--- Work to do ---
Below are records to repeat exactly. Omit the pictures from the copy.
— START OF Material supplied —
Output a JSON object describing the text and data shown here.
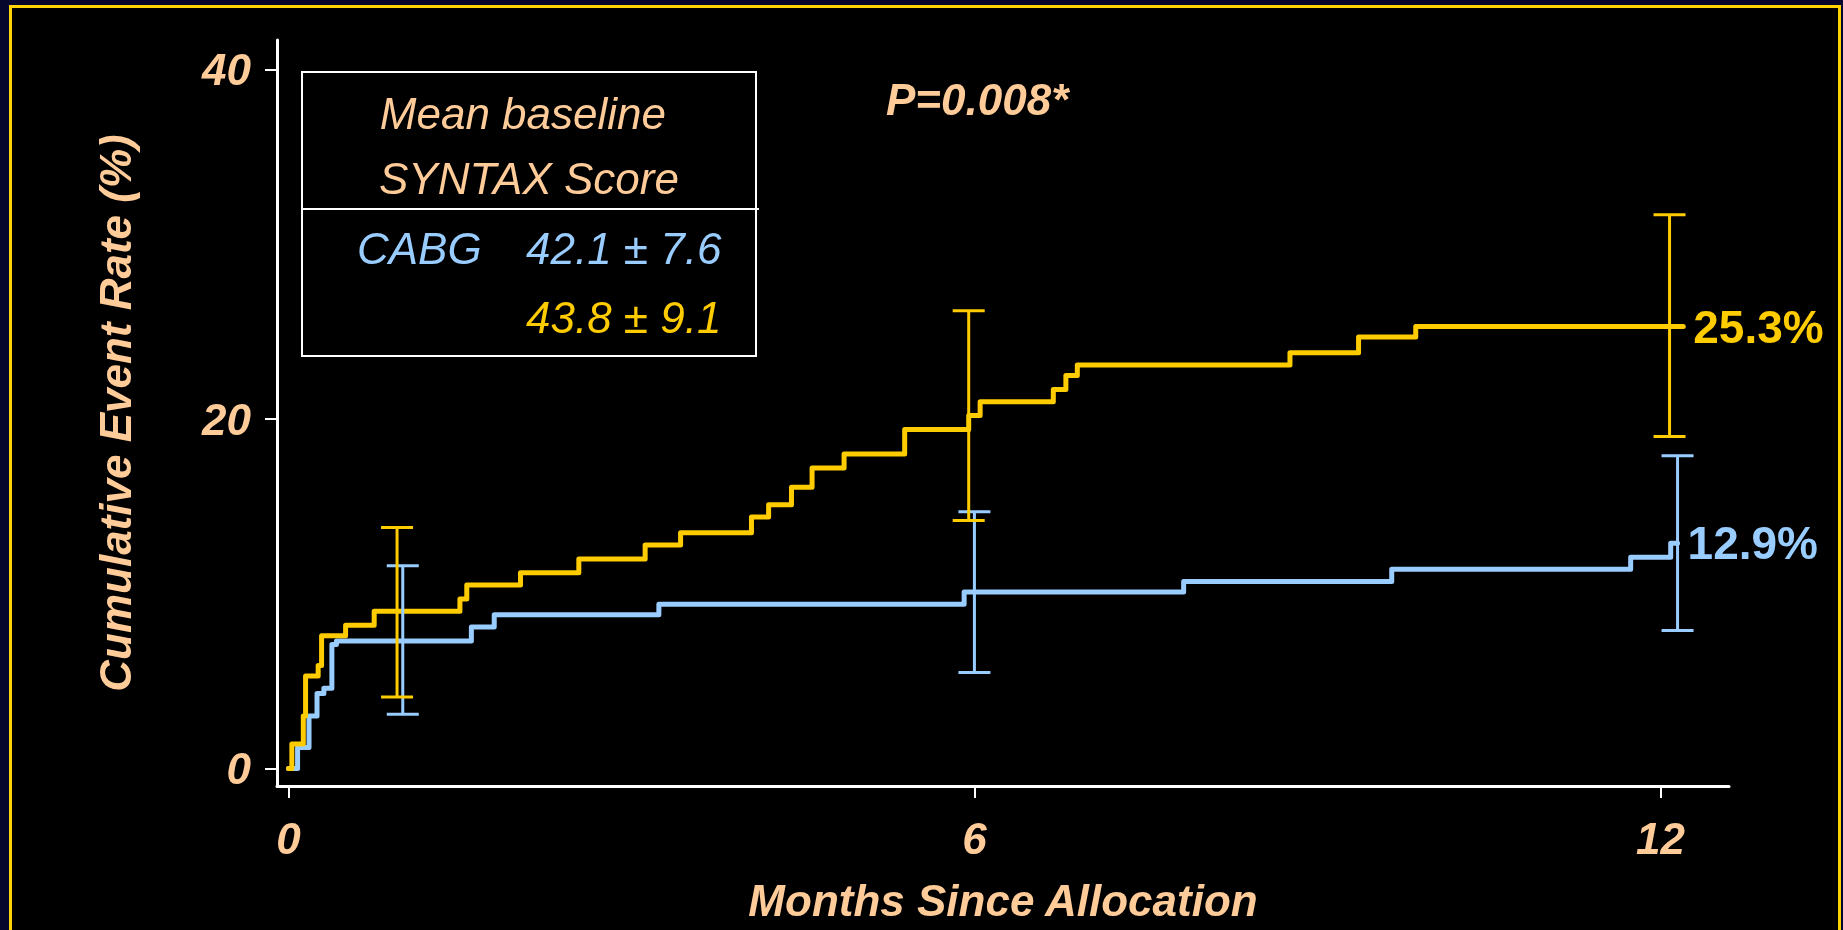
{
  "chart_data": {
    "type": "step",
    "xlabel": "Months Since Allocation",
    "ylabel": "Cumulative Event Rate (%)",
    "xlim": [
      -0.1,
      12.6
    ],
    "ylim": [
      -1,
      41.7
    ],
    "xticks": [
      0,
      6,
      12
    ],
    "yticks": [
      0,
      20,
      40
    ],
    "legend": "top left",
    "legend_title": "Mean baseline SYNTAX Score",
    "marker": "none",
    "annotations": [
      "P=0.008*",
      "42.1 ± 7.6",
      "43.8 ± 9.1"
    ],
    "series": [
      {
        "name": "CABG",
        "color": "#99ccff",
        "x": [
          0,
          0.08,
          0.18,
          0.25,
          0.31,
          0.38,
          0.42,
          1.0,
          1.6,
          1.8,
          3.24,
          5.91,
          6.0,
          7.83,
          9.65,
          11.74,
          12.09,
          12.15
        ],
        "values": [
          0,
          1.2,
          3.0,
          4.3,
          4.6,
          7.1,
          7.3,
          7.3,
          8.1,
          8.8,
          9.4,
          10.1,
          10.1,
          10.7,
          11.4,
          12.1,
          12.9,
          12.9
        ],
        "errors": [
          null,
          null,
          null,
          null,
          null,
          null,
          null,
          [
            3.1,
            11.6
          ],
          null,
          null,
          null,
          null,
          [
            5.5,
            14.7
          ],
          null,
          null,
          null,
          null,
          [
            7.9,
            17.9
          ]
        ],
        "value_labels": [
          null,
          null,
          null,
          null,
          null,
          null,
          null,
          null,
          null,
          null,
          null,
          null,
          null,
          null,
          null,
          null,
          null,
          "12.9%"
        ]
      },
      {
        "color": "#ffcc00",
        "x": [
          0,
          0.03,
          0.13,
          0.15,
          0.26,
          0.29,
          0.5,
          0.75,
          0.95,
          1.5,
          1.56,
          2.03,
          2.54,
          3.12,
          3.43,
          4.05,
          4.2,
          4.4,
          4.58,
          4.86,
          5.39,
          5.95,
          6.05,
          6.69,
          6.8,
          6.9,
          8.76,
          9.36,
          9.86,
          12.08,
          12.2
        ],
        "values": [
          0,
          1.4,
          3.0,
          5.3,
          5.9,
          7.6,
          8.2,
          9.0,
          9.0,
          9.7,
          10.5,
          11.2,
          12.0,
          12.8,
          13.5,
          14.4,
          15.1,
          16.1,
          17.2,
          18.0,
          19.4,
          20.2,
          21.0,
          21.7,
          22.5,
          23.1,
          23.8,
          24.7,
          25.3,
          25.3,
          25.3
        ],
        "errors": [
          null,
          null,
          null,
          null,
          null,
          null,
          null,
          null,
          [
            4.1,
            13.8
          ],
          null,
          null,
          null,
          null,
          null,
          null,
          null,
          null,
          null,
          null,
          null,
          null,
          [
            14.2,
            26.2
          ],
          null,
          null,
          null,
          null,
          null,
          null,
          null,
          [
            19.0,
            31.7
          ],
          null
        ],
        "value_labels": [
          null,
          null,
          null,
          null,
          null,
          null,
          null,
          null,
          null,
          null,
          null,
          null,
          null,
          null,
          null,
          null,
          null,
          null,
          null,
          null,
          null,
          null,
          null,
          null,
          null,
          null,
          null,
          null,
          null,
          null,
          "25.3%"
        ]
      }
    ]
  }
}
— END OF Material supplied —
--- Solution below ---
Output a JSON object describing the text and data shown here.
{
  "chart_data": {
    "type": "step",
    "xlabel": "Months Since Allocation",
    "ylabel": "Cumulative Event Rate (%)",
    "xlim": [
      -0.1,
      12.6
    ],
    "ylim": [
      -1,
      41.7
    ],
    "xticks": [
      0,
      6,
      12
    ],
    "yticks": [
      0,
      20,
      40
    ],
    "legend": "top left",
    "legend_title": "Mean baseline SYNTAX Score",
    "marker": "none",
    "annotations": [
      "P=0.008*",
      "42.1 ± 7.6",
      "43.8 ± 9.1"
    ],
    "series": [
      {
        "name": "CABG",
        "color": "#99ccff",
        "x": [
          0,
          0.08,
          0.18,
          0.25,
          0.31,
          0.38,
          0.42,
          1.0,
          1.6,
          1.8,
          3.24,
          5.91,
          6.0,
          7.83,
          9.65,
          11.74,
          12.09,
          12.15
        ],
        "values": [
          0,
          1.2,
          3.0,
          4.3,
          4.6,
          7.1,
          7.3,
          7.3,
          8.1,
          8.8,
          9.4,
          10.1,
          10.1,
          10.7,
          11.4,
          12.1,
          12.9,
          12.9
        ],
        "errors": [
          null,
          null,
          null,
          null,
          null,
          null,
          null,
          [
            3.1,
            11.6
          ],
          null,
          null,
          null,
          null,
          [
            5.5,
            14.7
          ],
          null,
          null,
          null,
          null,
          [
            7.9,
            17.9
          ]
        ],
        "value_labels": [
          null,
          null,
          null,
          null,
          null,
          null,
          null,
          null,
          null,
          null,
          null,
          null,
          null,
          null,
          null,
          null,
          null,
          "12.9%"
        ]
      },
      {
        "color": "#ffcc00",
        "x": [
          0,
          0.03,
          0.13,
          0.15,
          0.26,
          0.29,
          0.5,
          0.75,
          0.95,
          1.5,
          1.56,
          2.03,
          2.54,
          3.12,
          3.43,
          4.05,
          4.2,
          4.4,
          4.58,
          4.86,
          5.39,
          5.95,
          6.05,
          6.69,
          6.8,
          6.9,
          8.76,
          9.36,
          9.86,
          12.08,
          12.2
        ],
        "values": [
          0,
          1.4,
          3.0,
          5.3,
          5.9,
          7.6,
          8.2,
          9.0,
          9.0,
          9.7,
          10.5,
          11.2,
          12.0,
          12.8,
          13.5,
          14.4,
          15.1,
          16.1,
          17.2,
          18.0,
          19.4,
          20.2,
          21.0,
          21.7,
          22.5,
          23.1,
          23.8,
          24.7,
          25.3,
          25.3,
          25.3
        ],
        "errors": [
          null,
          null,
          null,
          null,
          null,
          null,
          null,
          null,
          [
            4.1,
            13.8
          ],
          null,
          null,
          null,
          null,
          null,
          null,
          null,
          null,
          null,
          null,
          null,
          null,
          [
            14.2,
            26.2
          ],
          null,
          null,
          null,
          null,
          null,
          null,
          null,
          [
            19.0,
            31.7
          ],
          null
        ],
        "value_labels": [
          null,
          null,
          null,
          null,
          null,
          null,
          null,
          null,
          null,
          null,
          null,
          null,
          null,
          null,
          null,
          null,
          null,
          null,
          null,
          null,
          null,
          null,
          null,
          null,
          null,
          null,
          null,
          null,
          null,
          null,
          "25.3%"
        ]
      }
    ]
  }
}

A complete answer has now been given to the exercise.